- EXERCISE DIRECTIONS -
Return the data exactly, with all pictures removed.

····················

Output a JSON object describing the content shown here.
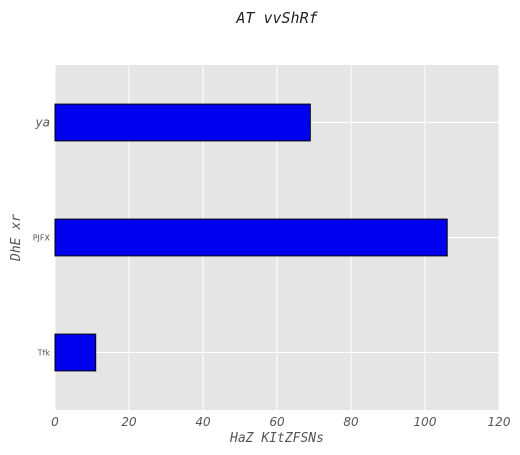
{
  "chart_data": {
    "type": "bar",
    "orientation": "horizontal",
    "title": "AT vvShRf",
    "xlabel": "HaZ KItZFSNs",
    "ylabel": "DhE xr",
    "categories": [
      "Tfk",
      "PJFX",
      "ya"
    ],
    "values": [
      11,
      106,
      69
    ],
    "xlim": [
      0,
      120
    ],
    "xticks": [
      "0",
      "20",
      "40",
      "60",
      "80",
      "100",
      "120"
    ],
    "grid": true,
    "bar_color": "#0000ee",
    "edge_color": "#000000",
    "background_color": "#e5e5e5",
    "grid_color": "#ffffff"
  }
}
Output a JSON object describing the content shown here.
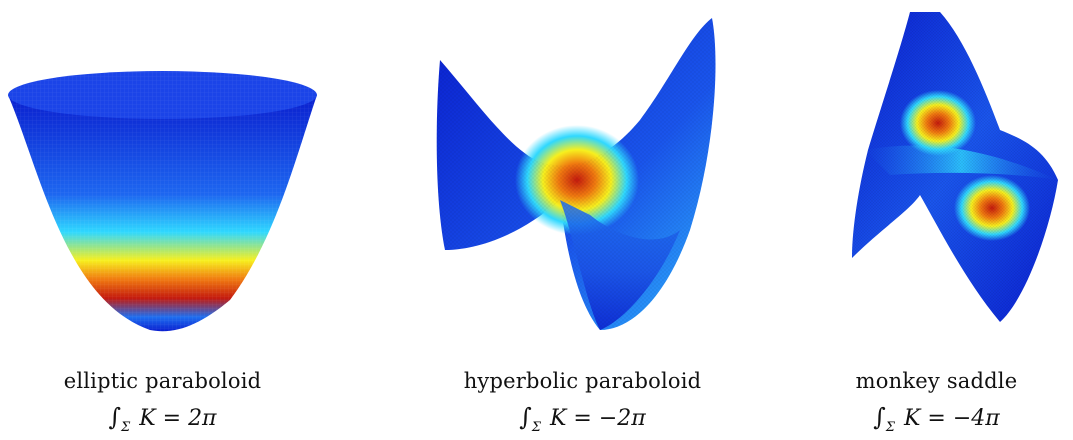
{
  "surfaces": [
    {
      "name": "elliptic paraboloid",
      "integral_sign": "∫",
      "subscript": "Σ",
      "lhs": "K",
      "equals": "=",
      "value": "2π"
    },
    {
      "name": "hyperbolic paraboloid",
      "integral_sign": "∫",
      "subscript": "Σ",
      "lhs": "K",
      "equals": "=",
      "value": "−2π"
    },
    {
      "name": "monkey saddle",
      "integral_sign": "∫",
      "subscript": "Σ",
      "lhs": "K",
      "equals": "=",
      "value": "−4π"
    }
  ],
  "colormap": [
    "#0a1fcf",
    "#1f6ff0",
    "#2fd8ff",
    "#f7f01e",
    "#f07a10",
    "#c41a0e"
  ]
}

····················

- SOLUTION FOR THIS TASK -
Output a JSON object describing the content shown here.
{
  "chart_data": {
    "type": "bar",
    "orientation": "horizontal",
    "title": "AT vvShRf",
    "xlabel": "HaZ KItZFSNs",
    "ylabel": "DhE xr",
    "categories": [
      "Tfk",
      "PJFX",
      "ya"
    ],
    "values": [
      11,
      106,
      69
    ],
    "xlim": [
      0,
      120
    ],
    "xticks": [
      "0",
      "20",
      "40",
      "60",
      "80",
      "100",
      "120"
    ],
    "grid": true,
    "bar_color": "#0000ee",
    "edge_color": "#000000",
    "background_color": "#e5e5e5",
    "grid_color": "#ffffff"
  }
}
Output a JSON object describing the content shown here.
{
  "surfaces": [
    {
      "name": "elliptic paraboloid",
      "integral_sign": "∫",
      "subscript": "Σ",
      "lhs": "K",
      "equals": "=",
      "value": "2π"
    },
    {
      "name": "hyperbolic paraboloid",
      "integral_sign": "∫",
      "subscript": "Σ",
      "lhs": "K",
      "equals": "=",
      "value": "−2π"
    },
    {
      "name": "monkey saddle",
      "integral_sign": "∫",
      "subscript": "Σ",
      "lhs": "K",
      "equals": "=",
      "value": "−4π"
    }
  ],
  "colormap": [
    "#0a1fcf",
    "#1f6ff0",
    "#2fd8ff",
    "#f7f01e",
    "#f07a10",
    "#c41a0e"
  ]
}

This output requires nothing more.